-- START --

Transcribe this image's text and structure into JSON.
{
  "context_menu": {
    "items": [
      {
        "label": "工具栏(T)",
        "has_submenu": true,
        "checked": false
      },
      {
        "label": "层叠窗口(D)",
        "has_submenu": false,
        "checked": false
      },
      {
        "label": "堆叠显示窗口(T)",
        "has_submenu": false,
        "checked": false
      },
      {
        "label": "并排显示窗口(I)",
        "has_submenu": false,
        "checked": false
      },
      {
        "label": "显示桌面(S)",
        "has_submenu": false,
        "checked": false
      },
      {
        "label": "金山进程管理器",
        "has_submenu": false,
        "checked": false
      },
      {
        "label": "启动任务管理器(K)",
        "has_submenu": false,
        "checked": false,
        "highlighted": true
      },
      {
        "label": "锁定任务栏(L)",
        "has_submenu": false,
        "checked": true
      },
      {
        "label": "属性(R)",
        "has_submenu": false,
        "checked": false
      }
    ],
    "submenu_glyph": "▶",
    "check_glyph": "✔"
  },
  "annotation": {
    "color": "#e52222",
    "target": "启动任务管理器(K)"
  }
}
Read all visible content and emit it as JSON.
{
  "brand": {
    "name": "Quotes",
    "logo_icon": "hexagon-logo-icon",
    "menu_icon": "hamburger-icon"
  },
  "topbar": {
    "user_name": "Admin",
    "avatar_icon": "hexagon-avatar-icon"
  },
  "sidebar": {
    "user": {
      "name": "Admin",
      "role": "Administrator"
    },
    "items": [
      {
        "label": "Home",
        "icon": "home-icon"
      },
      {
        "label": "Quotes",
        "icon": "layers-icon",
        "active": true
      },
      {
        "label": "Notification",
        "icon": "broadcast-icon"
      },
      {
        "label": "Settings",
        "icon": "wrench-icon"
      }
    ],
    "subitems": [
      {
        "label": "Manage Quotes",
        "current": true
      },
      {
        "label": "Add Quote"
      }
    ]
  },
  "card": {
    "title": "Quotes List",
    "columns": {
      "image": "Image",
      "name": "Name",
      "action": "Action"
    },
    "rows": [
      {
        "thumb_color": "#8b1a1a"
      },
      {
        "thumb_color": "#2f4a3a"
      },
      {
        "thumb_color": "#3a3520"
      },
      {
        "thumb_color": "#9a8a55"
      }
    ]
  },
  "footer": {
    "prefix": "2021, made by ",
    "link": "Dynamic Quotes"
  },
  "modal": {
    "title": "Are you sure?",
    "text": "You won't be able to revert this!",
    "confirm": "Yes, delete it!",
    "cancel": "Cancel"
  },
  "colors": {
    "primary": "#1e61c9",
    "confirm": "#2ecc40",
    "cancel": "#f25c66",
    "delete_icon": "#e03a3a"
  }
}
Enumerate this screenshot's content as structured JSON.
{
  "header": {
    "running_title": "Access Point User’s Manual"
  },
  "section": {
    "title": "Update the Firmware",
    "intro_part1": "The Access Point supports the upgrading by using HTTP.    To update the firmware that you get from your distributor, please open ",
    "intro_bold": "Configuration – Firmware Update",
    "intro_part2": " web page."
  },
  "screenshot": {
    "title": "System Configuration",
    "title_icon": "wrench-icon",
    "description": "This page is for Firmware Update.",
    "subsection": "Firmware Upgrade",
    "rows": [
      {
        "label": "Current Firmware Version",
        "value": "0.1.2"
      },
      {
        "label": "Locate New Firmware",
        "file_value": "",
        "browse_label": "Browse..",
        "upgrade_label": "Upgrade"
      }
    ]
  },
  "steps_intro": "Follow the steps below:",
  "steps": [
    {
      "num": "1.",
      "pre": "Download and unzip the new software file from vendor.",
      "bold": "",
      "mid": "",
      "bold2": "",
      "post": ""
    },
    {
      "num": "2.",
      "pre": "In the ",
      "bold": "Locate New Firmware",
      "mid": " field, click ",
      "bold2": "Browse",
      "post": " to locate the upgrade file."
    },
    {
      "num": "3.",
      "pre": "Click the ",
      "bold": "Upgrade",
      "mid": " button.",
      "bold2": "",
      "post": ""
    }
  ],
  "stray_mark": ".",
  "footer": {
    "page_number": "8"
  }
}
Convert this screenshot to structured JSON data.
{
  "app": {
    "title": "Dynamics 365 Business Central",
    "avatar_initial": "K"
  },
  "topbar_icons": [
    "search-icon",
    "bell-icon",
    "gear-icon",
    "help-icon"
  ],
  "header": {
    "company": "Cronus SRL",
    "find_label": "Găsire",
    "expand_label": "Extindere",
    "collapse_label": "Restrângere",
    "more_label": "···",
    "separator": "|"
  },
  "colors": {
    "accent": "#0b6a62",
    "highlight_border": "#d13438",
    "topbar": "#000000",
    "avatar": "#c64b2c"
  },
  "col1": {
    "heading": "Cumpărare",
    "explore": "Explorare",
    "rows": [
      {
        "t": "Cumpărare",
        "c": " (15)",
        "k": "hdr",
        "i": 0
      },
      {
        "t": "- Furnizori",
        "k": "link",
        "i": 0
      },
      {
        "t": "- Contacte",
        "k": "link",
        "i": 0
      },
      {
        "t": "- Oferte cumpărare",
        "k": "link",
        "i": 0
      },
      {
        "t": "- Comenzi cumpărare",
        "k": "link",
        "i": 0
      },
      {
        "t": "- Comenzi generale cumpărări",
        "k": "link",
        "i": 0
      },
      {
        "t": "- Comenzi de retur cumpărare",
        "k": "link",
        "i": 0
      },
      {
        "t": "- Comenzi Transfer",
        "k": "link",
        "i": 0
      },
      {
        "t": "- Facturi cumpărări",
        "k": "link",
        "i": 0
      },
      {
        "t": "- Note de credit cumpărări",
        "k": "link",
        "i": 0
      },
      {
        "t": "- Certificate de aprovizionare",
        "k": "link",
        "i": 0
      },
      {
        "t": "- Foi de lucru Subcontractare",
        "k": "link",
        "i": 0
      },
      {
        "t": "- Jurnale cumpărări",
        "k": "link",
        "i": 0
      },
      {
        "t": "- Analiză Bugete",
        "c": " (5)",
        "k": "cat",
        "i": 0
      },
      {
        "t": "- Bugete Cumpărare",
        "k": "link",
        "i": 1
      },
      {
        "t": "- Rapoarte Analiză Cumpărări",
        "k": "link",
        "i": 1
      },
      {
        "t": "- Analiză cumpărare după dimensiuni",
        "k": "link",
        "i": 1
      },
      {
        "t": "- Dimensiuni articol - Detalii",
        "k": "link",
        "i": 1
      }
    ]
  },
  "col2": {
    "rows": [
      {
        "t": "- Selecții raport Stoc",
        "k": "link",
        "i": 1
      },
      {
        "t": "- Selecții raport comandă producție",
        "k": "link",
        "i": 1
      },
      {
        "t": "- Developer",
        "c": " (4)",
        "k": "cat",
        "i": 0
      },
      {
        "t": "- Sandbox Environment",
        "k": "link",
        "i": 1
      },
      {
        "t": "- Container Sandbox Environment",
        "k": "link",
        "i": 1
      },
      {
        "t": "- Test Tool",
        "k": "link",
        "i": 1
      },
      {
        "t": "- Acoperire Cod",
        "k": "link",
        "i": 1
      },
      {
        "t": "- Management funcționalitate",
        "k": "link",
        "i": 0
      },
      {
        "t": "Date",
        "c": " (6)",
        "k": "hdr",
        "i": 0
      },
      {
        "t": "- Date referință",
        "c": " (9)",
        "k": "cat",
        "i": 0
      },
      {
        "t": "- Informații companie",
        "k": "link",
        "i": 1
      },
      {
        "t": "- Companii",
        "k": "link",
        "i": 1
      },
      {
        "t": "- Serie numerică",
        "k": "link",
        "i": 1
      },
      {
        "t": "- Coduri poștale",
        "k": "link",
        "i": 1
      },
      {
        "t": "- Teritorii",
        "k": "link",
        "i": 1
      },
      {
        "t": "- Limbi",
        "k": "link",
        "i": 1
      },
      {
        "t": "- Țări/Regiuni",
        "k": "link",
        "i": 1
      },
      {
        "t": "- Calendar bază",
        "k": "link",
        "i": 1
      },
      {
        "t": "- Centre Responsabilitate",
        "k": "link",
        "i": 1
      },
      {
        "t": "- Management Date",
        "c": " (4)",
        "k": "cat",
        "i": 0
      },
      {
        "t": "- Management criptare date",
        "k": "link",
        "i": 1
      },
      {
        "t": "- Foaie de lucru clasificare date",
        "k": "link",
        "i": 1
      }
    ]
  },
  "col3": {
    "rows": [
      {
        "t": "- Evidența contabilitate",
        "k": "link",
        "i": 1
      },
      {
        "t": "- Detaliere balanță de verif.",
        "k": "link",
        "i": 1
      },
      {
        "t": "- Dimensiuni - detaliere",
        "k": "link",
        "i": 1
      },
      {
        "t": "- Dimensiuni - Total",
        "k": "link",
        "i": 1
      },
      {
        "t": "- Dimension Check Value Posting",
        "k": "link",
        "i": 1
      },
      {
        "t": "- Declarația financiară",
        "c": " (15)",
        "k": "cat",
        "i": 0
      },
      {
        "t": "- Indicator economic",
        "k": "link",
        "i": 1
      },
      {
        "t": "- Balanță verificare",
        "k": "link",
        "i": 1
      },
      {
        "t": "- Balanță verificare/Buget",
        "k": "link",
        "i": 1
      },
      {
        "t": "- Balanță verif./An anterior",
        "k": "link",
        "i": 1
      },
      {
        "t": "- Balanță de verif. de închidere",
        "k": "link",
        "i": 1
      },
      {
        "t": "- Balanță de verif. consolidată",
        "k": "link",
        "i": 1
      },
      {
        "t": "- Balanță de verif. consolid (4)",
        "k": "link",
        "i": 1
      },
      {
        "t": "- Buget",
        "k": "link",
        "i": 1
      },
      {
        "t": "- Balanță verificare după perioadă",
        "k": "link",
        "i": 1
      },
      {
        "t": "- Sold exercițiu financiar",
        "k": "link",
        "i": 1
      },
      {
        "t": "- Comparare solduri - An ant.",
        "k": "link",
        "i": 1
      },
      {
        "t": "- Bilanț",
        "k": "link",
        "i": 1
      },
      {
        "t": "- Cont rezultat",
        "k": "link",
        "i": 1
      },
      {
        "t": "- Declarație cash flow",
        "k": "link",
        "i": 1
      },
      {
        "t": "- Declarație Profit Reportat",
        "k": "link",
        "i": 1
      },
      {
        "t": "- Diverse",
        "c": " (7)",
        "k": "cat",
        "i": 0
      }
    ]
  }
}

-- END --

__Challenge__. Scan the material above. Return every line containing the string "Sandbox".

__Solution below__.
        "t": "- Sandbox Environment",
        "t": "- Container Sandbox Environment",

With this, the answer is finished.